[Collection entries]
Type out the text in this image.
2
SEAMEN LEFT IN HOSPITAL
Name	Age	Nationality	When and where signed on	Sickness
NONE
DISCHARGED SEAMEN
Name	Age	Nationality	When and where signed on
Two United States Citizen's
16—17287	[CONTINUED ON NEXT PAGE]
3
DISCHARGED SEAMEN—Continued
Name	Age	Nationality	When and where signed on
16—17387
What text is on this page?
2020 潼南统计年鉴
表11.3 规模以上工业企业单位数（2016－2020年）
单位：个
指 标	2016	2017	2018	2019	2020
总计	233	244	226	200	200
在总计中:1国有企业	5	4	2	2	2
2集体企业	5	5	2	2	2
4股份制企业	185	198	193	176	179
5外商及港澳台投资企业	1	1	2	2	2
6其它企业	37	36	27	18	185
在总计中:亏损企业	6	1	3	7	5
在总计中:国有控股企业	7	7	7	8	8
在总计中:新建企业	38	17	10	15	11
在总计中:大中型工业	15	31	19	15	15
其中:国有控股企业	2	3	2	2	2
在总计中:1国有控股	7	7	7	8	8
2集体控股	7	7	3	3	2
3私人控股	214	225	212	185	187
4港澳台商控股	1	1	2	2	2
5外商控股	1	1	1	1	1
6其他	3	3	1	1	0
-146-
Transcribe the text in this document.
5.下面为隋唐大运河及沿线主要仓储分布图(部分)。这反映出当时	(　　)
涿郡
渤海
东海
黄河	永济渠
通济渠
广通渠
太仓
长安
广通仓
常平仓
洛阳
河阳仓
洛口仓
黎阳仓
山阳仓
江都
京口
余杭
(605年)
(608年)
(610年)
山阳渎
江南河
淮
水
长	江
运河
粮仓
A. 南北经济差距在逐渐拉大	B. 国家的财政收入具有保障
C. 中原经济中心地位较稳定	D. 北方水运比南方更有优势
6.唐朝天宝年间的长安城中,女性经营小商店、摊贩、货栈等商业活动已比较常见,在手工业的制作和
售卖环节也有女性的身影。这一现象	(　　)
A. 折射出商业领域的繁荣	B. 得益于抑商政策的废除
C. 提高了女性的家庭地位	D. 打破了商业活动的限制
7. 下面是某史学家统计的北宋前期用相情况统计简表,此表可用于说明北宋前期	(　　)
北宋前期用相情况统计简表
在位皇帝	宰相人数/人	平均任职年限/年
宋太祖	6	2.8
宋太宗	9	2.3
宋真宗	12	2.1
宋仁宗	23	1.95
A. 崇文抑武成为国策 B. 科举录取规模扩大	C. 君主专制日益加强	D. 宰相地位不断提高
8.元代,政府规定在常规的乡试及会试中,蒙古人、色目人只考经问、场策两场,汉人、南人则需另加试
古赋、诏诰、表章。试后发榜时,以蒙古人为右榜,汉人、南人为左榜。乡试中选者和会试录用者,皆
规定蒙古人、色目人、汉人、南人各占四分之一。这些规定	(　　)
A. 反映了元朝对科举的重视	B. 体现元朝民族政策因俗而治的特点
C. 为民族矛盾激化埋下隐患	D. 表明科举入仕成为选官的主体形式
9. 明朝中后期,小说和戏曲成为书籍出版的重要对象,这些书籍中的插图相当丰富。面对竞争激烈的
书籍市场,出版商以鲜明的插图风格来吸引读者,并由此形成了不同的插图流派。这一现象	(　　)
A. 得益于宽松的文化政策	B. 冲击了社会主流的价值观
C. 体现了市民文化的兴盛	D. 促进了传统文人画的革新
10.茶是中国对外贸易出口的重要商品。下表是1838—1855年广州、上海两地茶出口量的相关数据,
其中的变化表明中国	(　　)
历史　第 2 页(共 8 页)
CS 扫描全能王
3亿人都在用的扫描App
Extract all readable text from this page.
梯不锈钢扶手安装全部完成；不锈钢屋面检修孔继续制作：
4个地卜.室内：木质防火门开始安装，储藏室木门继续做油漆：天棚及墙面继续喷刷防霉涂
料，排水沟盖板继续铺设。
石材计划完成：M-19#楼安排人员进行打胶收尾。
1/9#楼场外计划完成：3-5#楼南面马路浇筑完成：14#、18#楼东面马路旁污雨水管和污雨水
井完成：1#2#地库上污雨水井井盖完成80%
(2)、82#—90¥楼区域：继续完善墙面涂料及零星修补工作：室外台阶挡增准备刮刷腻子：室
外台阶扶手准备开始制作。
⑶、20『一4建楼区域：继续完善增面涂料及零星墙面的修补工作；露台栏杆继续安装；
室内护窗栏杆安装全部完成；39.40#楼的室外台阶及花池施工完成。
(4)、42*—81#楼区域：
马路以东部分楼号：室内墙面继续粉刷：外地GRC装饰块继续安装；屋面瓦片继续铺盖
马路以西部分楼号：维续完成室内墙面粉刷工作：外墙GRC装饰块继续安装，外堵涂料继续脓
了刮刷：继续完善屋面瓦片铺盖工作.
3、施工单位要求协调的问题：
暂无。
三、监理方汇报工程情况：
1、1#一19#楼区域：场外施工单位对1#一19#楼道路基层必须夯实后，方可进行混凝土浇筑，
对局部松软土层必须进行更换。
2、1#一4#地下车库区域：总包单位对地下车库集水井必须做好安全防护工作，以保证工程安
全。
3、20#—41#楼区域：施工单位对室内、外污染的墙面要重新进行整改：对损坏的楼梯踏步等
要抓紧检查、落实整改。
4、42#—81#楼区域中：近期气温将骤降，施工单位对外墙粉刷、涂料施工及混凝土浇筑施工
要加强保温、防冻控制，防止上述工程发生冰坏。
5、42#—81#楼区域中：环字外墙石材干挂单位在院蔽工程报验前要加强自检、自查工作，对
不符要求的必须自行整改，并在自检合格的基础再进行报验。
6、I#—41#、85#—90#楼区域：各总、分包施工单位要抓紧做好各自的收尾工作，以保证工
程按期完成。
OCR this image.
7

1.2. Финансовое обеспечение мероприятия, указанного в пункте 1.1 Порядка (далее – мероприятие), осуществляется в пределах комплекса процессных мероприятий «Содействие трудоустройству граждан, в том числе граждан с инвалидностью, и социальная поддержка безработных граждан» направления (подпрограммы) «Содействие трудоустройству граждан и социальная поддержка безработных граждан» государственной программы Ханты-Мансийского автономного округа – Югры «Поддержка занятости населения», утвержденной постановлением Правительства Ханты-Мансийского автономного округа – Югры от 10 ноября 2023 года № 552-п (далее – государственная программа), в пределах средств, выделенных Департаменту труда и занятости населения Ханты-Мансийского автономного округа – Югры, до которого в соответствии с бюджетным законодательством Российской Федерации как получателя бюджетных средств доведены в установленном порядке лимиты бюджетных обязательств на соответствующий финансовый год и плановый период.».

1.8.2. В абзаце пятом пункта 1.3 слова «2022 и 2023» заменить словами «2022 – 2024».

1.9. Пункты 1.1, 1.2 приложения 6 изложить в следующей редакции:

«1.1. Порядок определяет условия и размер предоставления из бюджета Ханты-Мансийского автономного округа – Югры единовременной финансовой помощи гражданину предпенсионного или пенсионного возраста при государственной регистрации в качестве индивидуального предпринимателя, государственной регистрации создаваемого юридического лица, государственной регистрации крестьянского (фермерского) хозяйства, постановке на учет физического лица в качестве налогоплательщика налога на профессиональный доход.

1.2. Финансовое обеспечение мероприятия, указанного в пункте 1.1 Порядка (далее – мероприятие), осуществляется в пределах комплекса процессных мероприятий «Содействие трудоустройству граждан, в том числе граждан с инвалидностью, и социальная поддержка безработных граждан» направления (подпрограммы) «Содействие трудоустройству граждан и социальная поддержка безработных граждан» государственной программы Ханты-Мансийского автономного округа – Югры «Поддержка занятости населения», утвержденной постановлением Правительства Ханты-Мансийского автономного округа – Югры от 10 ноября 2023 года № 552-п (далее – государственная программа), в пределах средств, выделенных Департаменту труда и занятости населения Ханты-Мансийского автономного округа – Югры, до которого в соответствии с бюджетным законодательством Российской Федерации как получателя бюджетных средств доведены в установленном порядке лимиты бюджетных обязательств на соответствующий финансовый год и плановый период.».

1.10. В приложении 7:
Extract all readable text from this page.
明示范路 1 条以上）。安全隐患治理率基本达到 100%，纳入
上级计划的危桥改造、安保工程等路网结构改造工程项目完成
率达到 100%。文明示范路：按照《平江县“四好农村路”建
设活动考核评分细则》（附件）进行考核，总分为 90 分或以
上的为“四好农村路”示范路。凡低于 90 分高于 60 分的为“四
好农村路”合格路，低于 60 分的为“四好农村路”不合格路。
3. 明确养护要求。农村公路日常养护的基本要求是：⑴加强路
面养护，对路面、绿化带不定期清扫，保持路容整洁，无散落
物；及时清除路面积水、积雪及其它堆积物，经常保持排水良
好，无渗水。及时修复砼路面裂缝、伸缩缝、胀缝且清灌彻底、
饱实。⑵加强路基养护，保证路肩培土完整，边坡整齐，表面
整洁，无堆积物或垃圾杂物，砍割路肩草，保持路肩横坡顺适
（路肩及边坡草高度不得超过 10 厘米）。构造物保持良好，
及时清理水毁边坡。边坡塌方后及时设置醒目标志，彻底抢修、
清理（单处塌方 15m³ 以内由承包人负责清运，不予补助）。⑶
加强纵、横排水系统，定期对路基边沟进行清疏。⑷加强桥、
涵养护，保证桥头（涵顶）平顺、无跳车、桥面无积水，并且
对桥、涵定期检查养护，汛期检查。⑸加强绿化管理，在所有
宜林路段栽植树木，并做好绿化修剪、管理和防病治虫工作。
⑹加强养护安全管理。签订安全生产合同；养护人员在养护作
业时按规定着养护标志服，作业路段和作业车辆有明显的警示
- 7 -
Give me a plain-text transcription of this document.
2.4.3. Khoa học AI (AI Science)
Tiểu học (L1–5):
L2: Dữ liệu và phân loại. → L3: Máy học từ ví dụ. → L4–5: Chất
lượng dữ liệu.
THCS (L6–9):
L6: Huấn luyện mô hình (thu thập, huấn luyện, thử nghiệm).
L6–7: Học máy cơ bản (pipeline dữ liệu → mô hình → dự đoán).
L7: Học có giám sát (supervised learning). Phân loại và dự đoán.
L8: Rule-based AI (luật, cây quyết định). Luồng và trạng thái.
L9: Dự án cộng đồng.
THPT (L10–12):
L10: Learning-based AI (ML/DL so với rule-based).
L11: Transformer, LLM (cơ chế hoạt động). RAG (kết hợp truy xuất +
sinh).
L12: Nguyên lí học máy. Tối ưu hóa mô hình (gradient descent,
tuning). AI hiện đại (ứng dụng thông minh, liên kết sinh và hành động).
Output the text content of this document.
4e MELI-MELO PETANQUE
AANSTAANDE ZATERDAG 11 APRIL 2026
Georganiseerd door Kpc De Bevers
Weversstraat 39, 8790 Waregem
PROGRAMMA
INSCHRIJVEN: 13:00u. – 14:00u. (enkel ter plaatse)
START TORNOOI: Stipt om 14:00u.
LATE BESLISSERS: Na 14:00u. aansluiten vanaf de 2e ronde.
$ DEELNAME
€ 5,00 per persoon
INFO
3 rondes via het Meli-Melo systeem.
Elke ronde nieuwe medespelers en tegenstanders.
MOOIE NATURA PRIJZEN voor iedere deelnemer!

**Required task:** Look through the data and show every line containing "sinh".

**Exercise answer:**
sinh).
tuning). AI hiện đại (ứng dụng thông minh, liên kết sinh và hành động).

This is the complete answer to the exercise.